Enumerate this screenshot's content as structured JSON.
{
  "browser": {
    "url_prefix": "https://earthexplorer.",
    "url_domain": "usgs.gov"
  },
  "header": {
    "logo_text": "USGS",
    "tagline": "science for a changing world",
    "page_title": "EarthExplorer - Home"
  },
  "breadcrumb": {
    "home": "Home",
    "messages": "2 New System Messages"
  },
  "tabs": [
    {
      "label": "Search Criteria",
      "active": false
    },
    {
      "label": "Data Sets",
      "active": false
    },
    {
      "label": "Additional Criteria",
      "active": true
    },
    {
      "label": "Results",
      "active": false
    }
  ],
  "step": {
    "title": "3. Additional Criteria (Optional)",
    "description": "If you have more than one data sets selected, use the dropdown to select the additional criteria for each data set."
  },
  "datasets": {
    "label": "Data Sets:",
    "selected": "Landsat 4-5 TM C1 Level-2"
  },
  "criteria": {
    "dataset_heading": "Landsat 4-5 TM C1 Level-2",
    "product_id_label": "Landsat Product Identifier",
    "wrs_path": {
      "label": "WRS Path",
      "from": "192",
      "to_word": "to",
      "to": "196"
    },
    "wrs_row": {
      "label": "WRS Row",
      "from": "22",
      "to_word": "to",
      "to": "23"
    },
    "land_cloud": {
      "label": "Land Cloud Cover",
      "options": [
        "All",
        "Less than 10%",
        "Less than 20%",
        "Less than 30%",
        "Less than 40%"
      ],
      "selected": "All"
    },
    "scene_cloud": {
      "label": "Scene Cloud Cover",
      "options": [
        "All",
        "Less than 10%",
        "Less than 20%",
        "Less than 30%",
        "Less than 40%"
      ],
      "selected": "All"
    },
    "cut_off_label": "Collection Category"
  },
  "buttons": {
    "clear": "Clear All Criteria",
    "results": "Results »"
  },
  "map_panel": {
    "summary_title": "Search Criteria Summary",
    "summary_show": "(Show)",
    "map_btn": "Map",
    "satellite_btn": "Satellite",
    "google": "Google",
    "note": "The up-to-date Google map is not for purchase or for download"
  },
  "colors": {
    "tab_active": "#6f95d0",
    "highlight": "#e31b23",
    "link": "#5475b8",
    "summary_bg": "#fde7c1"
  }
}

* [What you should do]:
Return every entry exactly as given.

* [Result]:
Enumerate this screenshot's content as structured JSON.
{
  "browser": {
    "url_prefix": "https://earthexplorer.",
    "url_domain": "usgs.gov"
  },
  "header": {
    "logo_text": "USGS",
    "tagline": "science for a changing world",
    "page_title": "EarthExplorer - Home"
  },
  "breadcrumb": {
    "home": "Home",
    "messages": "2 New System Messages"
  },
  "tabs": [
    {
      "label": "Search Criteria",
      "active": false
    },
    {
      "label": "Data Sets",
      "active": false
    },
    {
      "label": "Additional Criteria",
      "active": true
    },
    {
      "label": "Results",
      "active": false
    }
  ],
  "step": {
    "title": "3. Additional Criteria (Optional)",
    "description": "If you have more than one data sets selected, use the dropdown to select the additional criteria for each data set."
  },
  "datasets": {
    "label": "Data Sets:",
    "selected": "Landsat 4-5 TM C1 Level-2"
  },
  "criteria": {
    "dataset_heading": "Landsat 4-5 TM C1 Level-2",
    "product_id_label": "Landsat Product Identifier",
    "wrs_path": {
      "label": "WRS Path",
      "from": "192",
      "to_word": "to",
      "to": "196"
    },
    "wrs_row": {
      "label": "WRS Row",
      "from": "22",
      "to_word": "to",
      "to": "23"
    },
    "land_cloud": {
      "label": "Land Cloud Cover",
      "options": [
        "All",
        "Less than 10%",
        "Less than 20%",
        "Less than 30%",
        "Less than 40%"
      ],
      "selected": "All"
    },
    "scene_cloud": {
      "label": "Scene Cloud Cover",
      "options": [
        "All",
        "Less than 10%",
        "Less than 20%",
        "Less than 30%",
        "Less than 40%"
      ],
      "selected": "All"
    },
    "cut_off_label": "Collection Category"
  },
  "buttons": {
    "clear": "Clear All Criteria",
    "results": "Results »"
  },
  "map_panel": {
    "summary_title": "Search Criteria Summary",
    "summary_show": "(Show)",
    "map_btn": "Map",
    "satellite_btn": "Satellite",
    "google": "Google",
    "note": "The up-to-date Google map is not for purchase or for download"
  },
  "colors": {
    "tab_active": "#6f95d0",
    "highlight": "#e31b23",
    "link": "#5475b8",
    "summary_bg": "#fde7c1"
  }
}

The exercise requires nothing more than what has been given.